In the listing below, locate the lines that hold the string "Карлъ". Copy those lines.

(Dataset entries)
## START
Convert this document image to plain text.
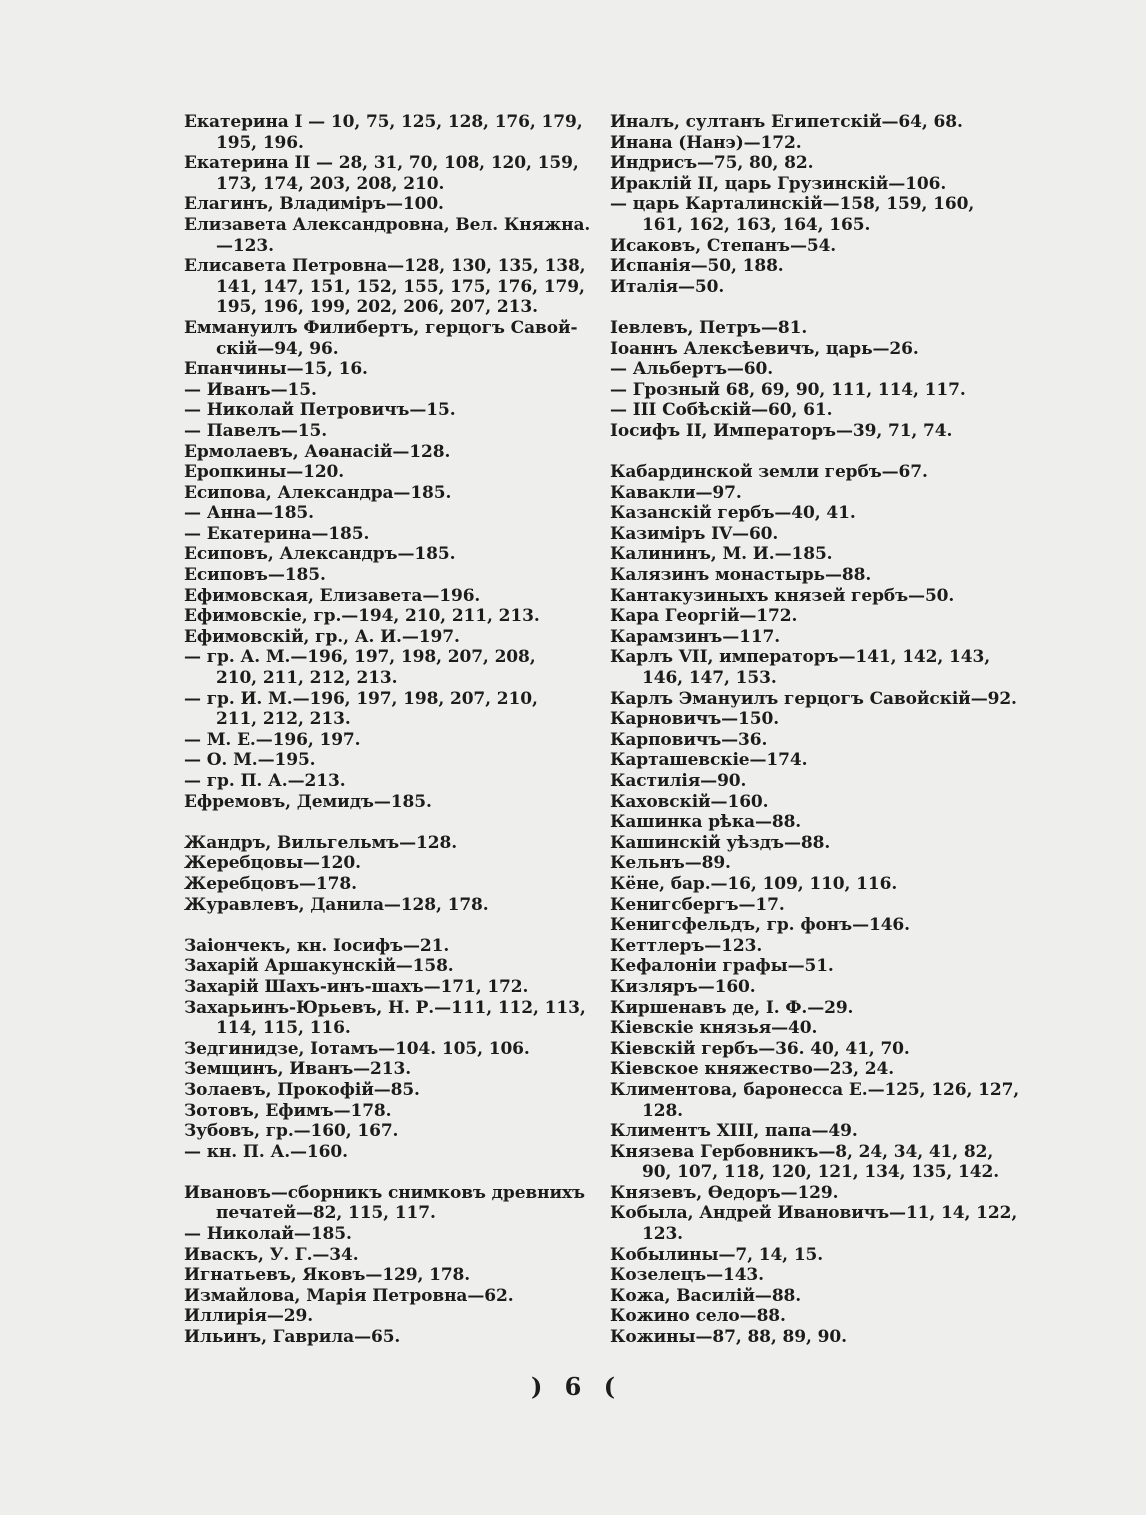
Екатерина I — 10, 75, 125, 128, 176, 179,
195, 196.
Екатерина II — 28, 31, 70, 108, 120, 159,
173, 174, 203, 208, 210.
Елагинъ, Владиміръ—100.
Елизавета Александровна, Вел. Княжна.
—123.
Елисавета Петровна—128, 130, 135, 138,
141, 147, 151, 152, 155, 175, 176, 179,
195, 196, 199, 202, 206, 207, 213.
Еммануилъ Филибертъ, герцогъ Савой-
скій—94, 96.
Епанчины—15, 16.
— Иванъ—15.
— Николай Петровичъ—15.
— Павелъ—15.
Ермолаевъ, Аѳанасій—128.
Еропкины—120.
Есипова, Александра—185.
— Анна—185.
— Екатерина—185.
Есиповъ, Александръ—185.
Есиповъ—185.
Ефимовская, Елизавета—196.
Ефимовскіе, гр.—194, 210, 211, 213.
Ефимовскій, гр., А. И.—197.
— гр. А. М.—196, 197, 198, 207, 208,
210, 211, 212, 213.
— гр. И. М.—196, 197, 198, 207, 210,
211, 212, 213.
— М. Е.—196, 197.
— О. М.—195.
— гр. П. А.—213.
Ефремовъ, Демидъ—185.
Жандръ, Вильгельмъ—128.
Жеребцовы—120.
Жеребцовъ—178.
Журавлевъ, Данила—128, 178.
Заіончекъ, кн. Іосифъ—21.
Захарій Аршакунскій—158.
Захарій Шахъ-инъ-шахъ—171, 172.
Захарьинъ-Юрьевъ, Н. Р.—111, 112, 113,
114, 115, 116.
Зедгинидзе, Іотамъ—104. 105, 106.
Земщинъ, Иванъ—213.
Золаевъ, Прокофій—85.
Зотовъ, Ефимъ—178.
Зубовъ, гр.—160, 167.
— кн. П. А.—160.
Ивановъ—сборникъ снимковъ древнихъ
печатей—82, 115, 117.
— Николай—185.
Иваскъ, У. Г.—34.
Игнатьевъ, Яковъ—129, 178.
Измайлова, Марія Петровна—62.
Иллирія—29.
Ильинъ, Гаврила—65.
Иналъ, султанъ Египетскій—64, 68.
Инана (Нанэ)—172.
Индрисъ—75, 80, 82.
Ираклій II, царь Грузинскій—106.
— царь Карталинскій—158, 159, 160,
161, 162, 163, 164, 165.
Исаковъ, Степанъ—54.
Испанія—50, 188.
Италія—50.
Іевлевъ, Петръ—81.
Іоаннъ Алексѣевичъ, царь—26.
— Альбертъ—60.
— Грозный 68, 69, 90, 111, 114, 117.
— III Собѣскій—60, 61.
Іосифъ II, Императоръ—39, 71, 74.
Кабардинской земли гербъ—67.
Кавакли—97.
Казанскій гербъ—40, 41.
Казиміръ IV—60.
Калининъ, М. И.—185.
Калязинъ монастырь—88.
Кантакузиныхъ князей гербъ—50.
Кара Георгій—172.
Карамзинъ—117.
Карлъ VII, императоръ—141, 142, 143,
146, 147, 153.
Карлъ Эмануилъ герцогъ Савойскій—92.
Карновичъ—150.
Карповичъ—36.
Карташевскіе—174.
Кастилія—90.
Каховскій—160.
Кашинка рѣка—88.
Кашинскій уѣздъ—88.
Кельнъ—89.
Кёне, бар.—16, 109, 110, 116.
Кенигсбергъ—17.
Кенигсфельдъ, гр. фонъ—146.
Кеттлеръ—123.
Кефалоніи графы—51.
Кизляръ—160.
Киршенавъ де, I. Ф.—29.
Кіевскіе князья—40.
Кіевскій гербъ—36. 40, 41, 70.
Кіевское княжество—23, 24.
Климентова, баронесса Е.—125, 126, 127,
128.
Климентъ XIII, папа—49.
Князева Гербовникъ—8, 24, 34, 41, 82,
90, 107, 118, 120, 121, 134, 135, 142.
Князевъ, Ѳедоръ—129.
Кобыла, Андрей Ивановичъ—11, 14, 122,
123.
Кобылины—7, 14, 15.
Козелецъ—143.
Кожа, Василій—88.
Кожино село—88.
Кожины—87, 88, 89, 90.
) 6 (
## END
■ **RESULT OF THIS EXERCISE**
Карлъ VII, императоръ—141, 142, 143,
Карлъ Эмануилъ герцогъ Савойскій—92.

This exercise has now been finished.